### Data section:
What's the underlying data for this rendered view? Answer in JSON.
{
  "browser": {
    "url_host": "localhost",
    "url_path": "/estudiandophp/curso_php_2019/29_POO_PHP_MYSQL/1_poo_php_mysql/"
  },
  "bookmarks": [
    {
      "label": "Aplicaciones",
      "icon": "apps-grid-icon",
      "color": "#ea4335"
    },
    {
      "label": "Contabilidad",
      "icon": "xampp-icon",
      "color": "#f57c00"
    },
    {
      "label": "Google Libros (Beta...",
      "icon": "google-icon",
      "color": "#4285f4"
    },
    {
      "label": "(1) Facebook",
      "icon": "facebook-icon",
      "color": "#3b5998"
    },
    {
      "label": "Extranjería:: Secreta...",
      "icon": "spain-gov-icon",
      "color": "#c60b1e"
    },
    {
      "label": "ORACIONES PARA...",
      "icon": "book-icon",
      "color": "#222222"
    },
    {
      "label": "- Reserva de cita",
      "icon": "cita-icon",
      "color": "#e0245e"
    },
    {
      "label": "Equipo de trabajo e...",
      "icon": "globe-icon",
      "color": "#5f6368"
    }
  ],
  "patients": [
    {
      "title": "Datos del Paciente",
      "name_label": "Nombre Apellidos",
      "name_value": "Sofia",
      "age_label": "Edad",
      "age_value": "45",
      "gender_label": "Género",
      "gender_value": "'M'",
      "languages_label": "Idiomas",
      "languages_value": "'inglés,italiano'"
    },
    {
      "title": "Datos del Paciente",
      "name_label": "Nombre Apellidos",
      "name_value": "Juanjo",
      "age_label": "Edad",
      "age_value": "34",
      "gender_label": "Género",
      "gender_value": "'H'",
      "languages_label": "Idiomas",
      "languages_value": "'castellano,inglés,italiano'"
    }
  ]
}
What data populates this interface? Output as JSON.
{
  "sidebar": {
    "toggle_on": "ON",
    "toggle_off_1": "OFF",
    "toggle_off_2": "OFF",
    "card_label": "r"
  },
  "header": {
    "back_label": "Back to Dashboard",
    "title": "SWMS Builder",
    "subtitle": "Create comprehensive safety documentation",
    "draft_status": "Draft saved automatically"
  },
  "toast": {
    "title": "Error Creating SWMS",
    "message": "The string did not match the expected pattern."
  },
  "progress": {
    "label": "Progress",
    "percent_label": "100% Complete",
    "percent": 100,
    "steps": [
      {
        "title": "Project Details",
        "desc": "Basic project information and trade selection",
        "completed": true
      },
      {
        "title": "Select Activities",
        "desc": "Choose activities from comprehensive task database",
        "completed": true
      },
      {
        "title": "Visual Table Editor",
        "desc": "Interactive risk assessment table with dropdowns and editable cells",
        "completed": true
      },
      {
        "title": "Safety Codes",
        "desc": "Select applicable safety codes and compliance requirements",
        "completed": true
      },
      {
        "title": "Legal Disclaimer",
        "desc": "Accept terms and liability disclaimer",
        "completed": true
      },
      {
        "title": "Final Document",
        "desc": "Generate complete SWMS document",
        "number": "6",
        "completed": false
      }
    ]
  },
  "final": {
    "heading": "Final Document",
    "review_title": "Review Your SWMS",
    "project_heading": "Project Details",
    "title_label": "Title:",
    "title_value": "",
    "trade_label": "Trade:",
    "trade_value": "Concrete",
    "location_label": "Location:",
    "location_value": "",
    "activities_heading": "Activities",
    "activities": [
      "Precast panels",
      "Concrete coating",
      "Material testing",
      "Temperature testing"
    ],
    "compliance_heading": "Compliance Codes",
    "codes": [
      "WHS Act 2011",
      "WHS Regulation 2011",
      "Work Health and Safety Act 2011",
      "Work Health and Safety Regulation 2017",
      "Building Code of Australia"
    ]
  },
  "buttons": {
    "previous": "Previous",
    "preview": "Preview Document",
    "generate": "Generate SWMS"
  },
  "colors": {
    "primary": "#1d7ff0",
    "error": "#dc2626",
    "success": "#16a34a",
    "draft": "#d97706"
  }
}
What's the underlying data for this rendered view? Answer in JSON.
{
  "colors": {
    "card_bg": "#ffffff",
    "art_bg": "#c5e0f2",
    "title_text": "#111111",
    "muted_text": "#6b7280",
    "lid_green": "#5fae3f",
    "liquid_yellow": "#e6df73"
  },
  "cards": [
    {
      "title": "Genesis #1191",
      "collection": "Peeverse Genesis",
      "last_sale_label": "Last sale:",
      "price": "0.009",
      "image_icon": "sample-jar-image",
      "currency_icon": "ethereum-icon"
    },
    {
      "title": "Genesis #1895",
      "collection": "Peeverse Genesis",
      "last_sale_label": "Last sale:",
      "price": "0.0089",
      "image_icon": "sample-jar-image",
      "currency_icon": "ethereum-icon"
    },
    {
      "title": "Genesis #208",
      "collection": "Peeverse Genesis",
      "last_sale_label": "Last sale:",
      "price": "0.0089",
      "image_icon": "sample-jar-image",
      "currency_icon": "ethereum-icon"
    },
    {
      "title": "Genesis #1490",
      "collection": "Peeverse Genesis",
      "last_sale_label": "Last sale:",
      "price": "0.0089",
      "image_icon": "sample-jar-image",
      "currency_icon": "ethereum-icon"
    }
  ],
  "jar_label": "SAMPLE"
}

### Assignment:
The required output is all of the material, word for word.

### Result of this exercise:
What's the underlying data for this rendered view? Answer in JSON.
{
  "browser": {
    "url_host": "localhost",
    "url_path": "/estudiandophp/curso_php_2019/29_POO_PHP_MYSQL/1_poo_php_mysql/"
  },
  "bookmarks": [
    {
      "label": "Aplicaciones",
      "icon": "apps-grid-icon",
      "color": "#ea4335"
    },
    {
      "label": "Contabilidad",
      "icon": "xampp-icon",
      "color": "#f57c00"
    },
    {
      "label": "Google Libros (Beta...",
      "icon": "google-icon",
      "color": "#4285f4"
    },
    {
      "label": "(1) Facebook",
      "icon": "facebook-icon",
      "color": "#3b5998"
    },
    {
      "label": "Extranjería:: Secreta...",
      "icon": "spain-gov-icon",
      "color": "#c60b1e"
    },
    {
      "label": "ORACIONES PARA...",
      "icon": "book-icon",
      "color": "#222222"
    },
    {
      "label": "- Reserva de cita",
      "icon": "cita-icon",
      "color": "#e0245e"
    },
    {
      "label": "Equipo de trabajo e...",
      "icon": "globe-icon",
      "color": "#5f6368"
    }
  ],
  "patients": [
    {
      "title": "Datos del Paciente",
      "name_label": "Nombre Apellidos",
      "name_value": "Sofia",
      "age_label": "Edad",
      "age_value": "45",
      "gender_label": "Género",
      "gender_value": "'M'",
      "languages_label": "Idiomas",
      "languages_value": "'inglés,italiano'"
    },
    {
      "title": "Datos del Paciente",
      "name_label": "Nombre Apellidos",
      "name_value": "Juanjo",
      "age_label": "Edad",
      "age_value": "34",
      "gender_label": "Género",
      "gender_value": "'H'",
      "languages_label": "Idiomas",
      "languages_value": "'castellano,inglés,italiano'"
    }
  ]
}
What data populates this interface? Output as JSON.
{
  "sidebar": {
    "toggle_on": "ON",
    "toggle_off_1": "OFF",
    "toggle_off_2": "OFF",
    "card_label": "r"
  },
  "header": {
    "back_label": "Back to Dashboard",
    "title": "SWMS Builder",
    "subtitle": "Create comprehensive safety documentation",
    "draft_status": "Draft saved automatically"
  },
  "toast": {
    "title": "Error Creating SWMS",
    "message": "The string did not match the expected pattern."
  },
  "progress": {
    "label": "Progress",
    "percent_label": "100% Complete",
    "percent": 100,
    "steps": [
      {
        "title": "Project Details",
        "desc": "Basic project information and trade selection",
        "completed": true
      },
      {
        "title": "Select Activities",
        "desc": "Choose activities from comprehensive task database",
        "completed": true
      },
      {
        "title": "Visual Table Editor",
        "desc": "Interactive risk assessment table with dropdowns and editable cells",
        "completed": true
      },
      {
        "title": "Safety Codes",
        "desc": "Select applicable safety codes and compliance requirements",
        "completed": true
      },
      {
        "title": "Legal Disclaimer",
        "desc": "Accept terms and liability disclaimer",
        "completed": true
      },
      {
        "title": "Final Document",
        "desc": "Generate complete SWMS document",
        "number": "6",
        "completed": false
      }
    ]
  },
  "final": {
    "heading": "Final Document",
    "review_title": "Review Your SWMS",
    "project_heading": "Project Details",
    "title_label": "Title:",
    "title_value": "",
    "trade_label": "Trade:",
    "trade_value": "Concrete",
    "location_label": "Location:",
    "location_value": "",
    "activities_heading": "Activities",
    "activities": [
      "Precast panels",
      "Concrete coating",
      "Material testing",
      "Temperature testing"
    ],
    "compliance_heading": "Compliance Codes",
    "codes": [
      "WHS Act 2011",
      "WHS Regulation 2011",
      "Work Health and Safety Act 2011",
      "Work Health and Safety Regulation 2017",
      "Building Code of Australia"
    ]
  },
  "buttons": {
    "previous": "Previous",
    "preview": "Preview Document",
    "generate": "Generate SWMS"
  },
  "colors": {
    "primary": "#1d7ff0",
    "error": "#dc2626",
    "success": "#16a34a",
    "draft": "#d97706"
  }
}
What's the underlying data for this rendered view? Answer in JSON.
{
  "colors": {
    "card_bg": "#ffffff",
    "art_bg": "#c5e0f2",
    "title_text": "#111111",
    "muted_text": "#6b7280",
    "lid_green": "#5fae3f",
    "liquid_yellow": "#e6df73"
  },
  "cards": [
    {
      "title": "Genesis #1191",
      "collection": "Peeverse Genesis",
      "last_sale_label": "Last sale:",
      "price": "0.009",
      "image_icon": "sample-jar-image",
      "currency_icon": "ethereum-icon"
    },
    {
      "title": "Genesis #1895",
      "collection": "Peeverse Genesis",
      "last_sale_label": "Last sale:",
      "price": "0.0089",
      "image_icon": "sample-jar-image",
      "currency_icon": "ethereum-icon"
    },
    {
      "title": "Genesis #208",
      "collection": "Peeverse Genesis",
      "last_sale_label": "Last sale:",
      "price": "0.0089",
      "image_icon": "sample-jar-image",
      "currency_icon": "ethereum-icon"
    },
    {
      "title": "Genesis #1490",
      "collection": "Peeverse Genesis",
      "last_sale_label": "Last sale:",
      "price": "0.0089",
      "image_icon": "sample-jar-image",
      "currency_icon": "ethereum-icon"
    }
  ],
  "jar_label": "SAMPLE"
}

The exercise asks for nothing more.